▶ _Exercise prompt_
Copy every line of the following data that includes the string "name".

[Data tied to figure images]
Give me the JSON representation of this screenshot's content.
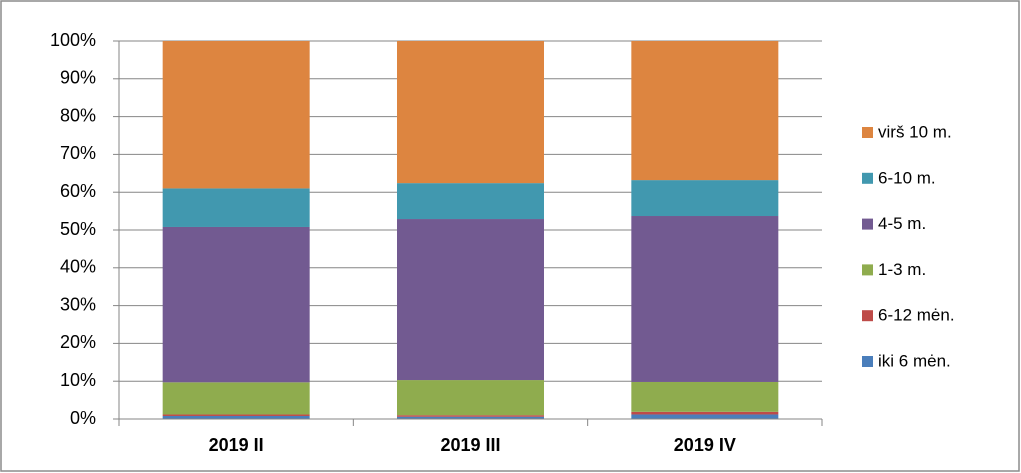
{
  "chart_data": {
    "type": "stacked_bar",
    "categories": [
      "2019 II",
      "2019 III",
      "2019 IV"
    ],
    "series": [
      {
        "name": "iki 6 mėn.",
        "color": "#4a7ebb",
        "values": [
          0.8,
          0.6,
          1.2
        ]
      },
      {
        "name": "6-12 mėn.",
        "color": "#be4b48",
        "values": [
          0.4,
          0.4,
          0.7
        ]
      },
      {
        "name": "1-3 m.",
        "color": "#8fac4e",
        "values": [
          8.5,
          9.3,
          7.9
        ]
      },
      {
        "name": "4-5 m.",
        "color": "#725a91",
        "values": [
          41.1,
          42.6,
          43.9
        ]
      },
      {
        "name": "6-10 m.",
        "color": "#4198af",
        "values": [
          10.2,
          9.5,
          9.5
        ]
      },
      {
        "name": "virš 10 m.",
        "color": "#dd8540",
        "values": [
          39.0,
          37.6,
          36.8
        ]
      }
    ],
    "ylim": [
      0,
      100
    ],
    "yticks": [
      {
        "value": 0,
        "label": "0%"
      },
      {
        "value": 10,
        "label": "10%"
      },
      {
        "value": 20,
        "label": "20%"
      },
      {
        "value": 30,
        "label": "30%"
      },
      {
        "value": 40,
        "label": "40%"
      },
      {
        "value": 50,
        "label": "50%"
      },
      {
        "value": 60,
        "label": "60%"
      },
      {
        "value": 70,
        "label": "70%"
      },
      {
        "value": 80,
        "label": "80%"
      },
      {
        "value": 90,
        "label": "90%"
      },
      {
        "value": 100,
        "label": "100%"
      }
    ],
    "grid": true,
    "legend": "right"
  }
}
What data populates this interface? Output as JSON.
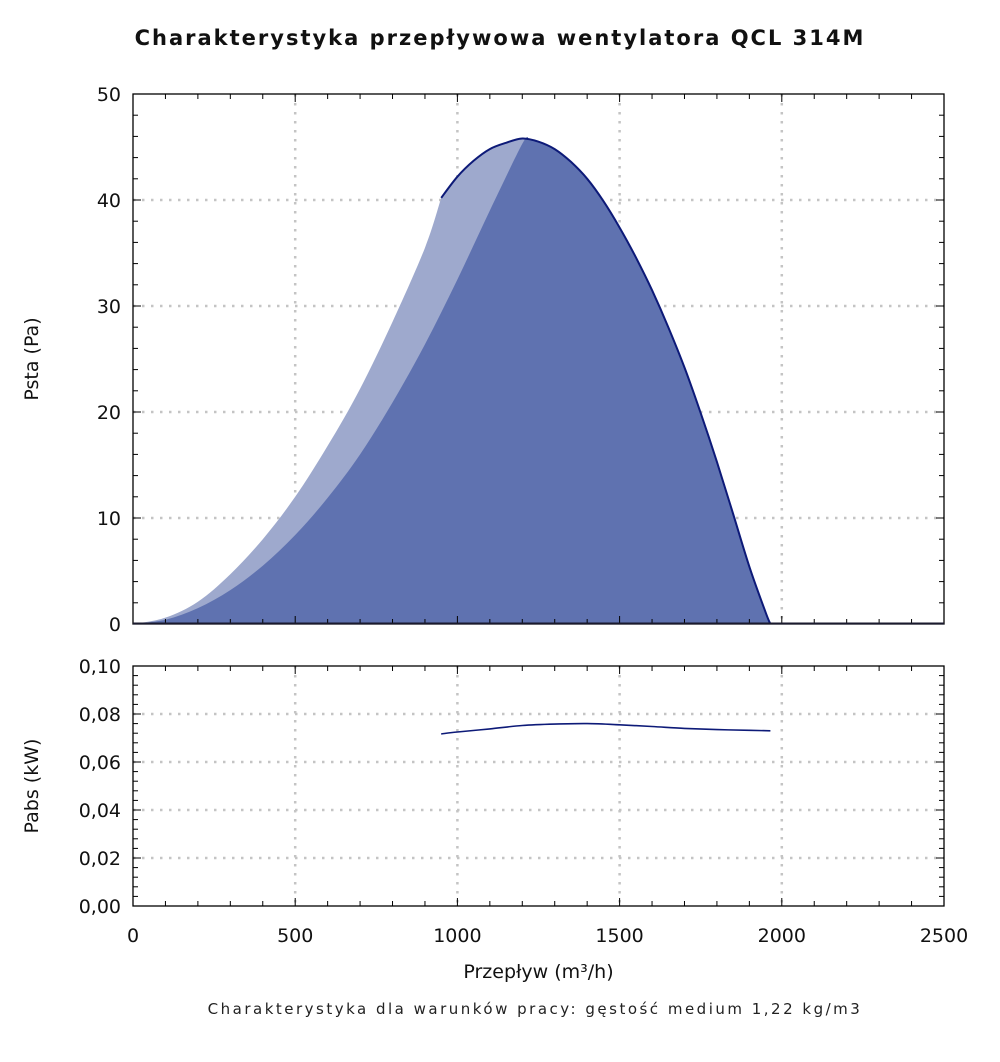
{
  "title": "Charakterystyka przepływowa wentylatora QCL 314M",
  "footer": "Charakterystyka dla warunków pracy: gęstość medium 1,22 kg/m3",
  "colors": {
    "fill_light": "#9ea9cd",
    "fill_dark": "#5f72b0",
    "line": "#0d1a78",
    "grid": "#c4c4c4",
    "axis": "#000000"
  },
  "chart_data": [
    {
      "type": "area",
      "xlabel": "Przepływ (m³/h)",
      "ylabel": "Psta (Pa)",
      "xlim": [
        0,
        2500
      ],
      "ylim": [
        0,
        50
      ],
      "x_ticks": [
        0,
        500,
        1000,
        1500,
        2000,
        2500
      ],
      "y_ticks": [
        "0",
        "10",
        "20",
        "30",
        "40",
        "50"
      ],
      "grid": true,
      "series": [
        {
          "x": [
            0,
            100,
            200,
            300,
            400,
            500,
            600,
            700,
            800,
            900,
            950
          ],
          "values": [
            0,
            0.6,
            2.1,
            4.7,
            8.0,
            12.0,
            16.8,
            22.2,
            28.5,
            35.5,
            40.2
          ]
        },
        {
          "x": [
            950,
            1000,
            1050,
            1100,
            1150,
            1200,
            1250,
            1300,
            1350,
            1400,
            1450,
            1500,
            1550,
            1600,
            1650,
            1700,
            1750,
            1800,
            1850,
            1900,
            1950,
            1965
          ],
          "values": [
            40.2,
            42.2,
            43.7,
            44.8,
            45.4,
            45.8,
            45.5,
            44.8,
            43.6,
            42.0,
            39.9,
            37.4,
            34.6,
            31.5,
            28.0,
            24.2,
            19.9,
            15.3,
            10.4,
            5.4,
            1.1,
            0.0
          ]
        },
        {
          "x": [
            0,
            100,
            200,
            300,
            400,
            500,
            600,
            700,
            800,
            900,
            1000,
            1100,
            1200,
            1220
          ],
          "values": [
            0,
            0.4,
            1.5,
            3.2,
            5.5,
            8.4,
            11.9,
            16.0,
            20.9,
            26.4,
            32.5,
            39.0,
            45.3,
            45.8
          ]
        }
      ]
    },
    {
      "type": "line",
      "xlabel": "Przepływ (m³/h)",
      "ylabel": "Pabs (kW)",
      "xlim": [
        0,
        2500
      ],
      "ylim": [
        0,
        0.1
      ],
      "x_ticks": [
        "0",
        "500",
        "1000",
        "1500",
        "2000",
        "2500"
      ],
      "y_ticks": [
        "0,00",
        "0,02",
        "0,04",
        "0,06",
        "0,08",
        "0,10"
      ],
      "grid": true,
      "series": [
        {
          "x": [
            950,
            1000,
            1100,
            1200,
            1300,
            1400,
            1500,
            1600,
            1700,
            1800,
            1900,
            1965
          ],
          "values": [
            0.0717,
            0.0725,
            0.0738,
            0.0752,
            0.0758,
            0.076,
            0.0755,
            0.0748,
            0.074,
            0.0735,
            0.0732,
            0.073
          ]
        }
      ]
    }
  ]
}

▶ _Answer in full_
        "name": "iki 6 mėn.",
        "name": "6-12 mėn.",
        "name": "1-3 m.",
        "name": "4-5 m.",
        "name": "6-10 m.",
        "name": "virš 10 m.",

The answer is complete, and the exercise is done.